*WHAT NEEDS TO BE DONE*
Retype the full set of records. Keep every character identical.
── ENTRIES SHOWN
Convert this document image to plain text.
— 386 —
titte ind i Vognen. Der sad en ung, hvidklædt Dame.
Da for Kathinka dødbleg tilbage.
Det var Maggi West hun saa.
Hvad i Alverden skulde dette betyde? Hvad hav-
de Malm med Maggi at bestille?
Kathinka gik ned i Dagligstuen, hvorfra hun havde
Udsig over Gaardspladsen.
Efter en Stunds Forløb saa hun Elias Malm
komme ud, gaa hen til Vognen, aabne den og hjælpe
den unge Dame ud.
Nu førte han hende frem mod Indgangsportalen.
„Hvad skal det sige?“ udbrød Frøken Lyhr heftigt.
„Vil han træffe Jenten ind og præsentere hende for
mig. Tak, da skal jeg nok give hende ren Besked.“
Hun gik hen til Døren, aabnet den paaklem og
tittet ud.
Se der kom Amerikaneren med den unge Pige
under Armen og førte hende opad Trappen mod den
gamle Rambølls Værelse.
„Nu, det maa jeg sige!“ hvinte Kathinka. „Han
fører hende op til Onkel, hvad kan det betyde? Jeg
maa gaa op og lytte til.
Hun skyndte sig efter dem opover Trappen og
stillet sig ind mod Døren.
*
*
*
────
*THE COMPLETED TASK*
Convert this document image to plain text.
— 386 —
titte ind i Vognen. Der sad en ung, hvidklædt Dame.
Da for Kathinka dødbleg tilbage.
Det var Maggi West hun saa.
Hvad i Alverden skulde dette betyde? Hvad hav-
de Malm med Maggi at bestille?
Kathinka gik ned i Dagligstuen, hvorfra hun havde
Udsig over Gaardspladsen.
Efter en Stunds Forløb saa hun Elias Malm
komme ud, gaa hen til Vognen, aabne den og hjælpe
den unge Dame ud.
Nu førte han hende frem mod Indgangsportalen.
„Hvad skal det sige?“ udbrød Frøken Lyhr heftigt.
„Vil han træffe Jenten ind og præsentere hende for
mig. Tak, da skal jeg nok give hende ren Besked.“
Hun gik hen til Døren, aabnet den paaklem og
tittet ud.
Se der kom Amerikaneren med den unge Pige
under Armen og førte hende opad Trappen mod den
gamle Rambølls Værelse.
„Nu, det maa jeg sige!“ hvinte Kathinka. „Han
fører hende op til Onkel, hvad kan det betyde? Jeg
maa gaa op og lytte til.
Hun skyndte sig efter dem opover Trappen og
stillet sig ind mod Døren.
*
*
*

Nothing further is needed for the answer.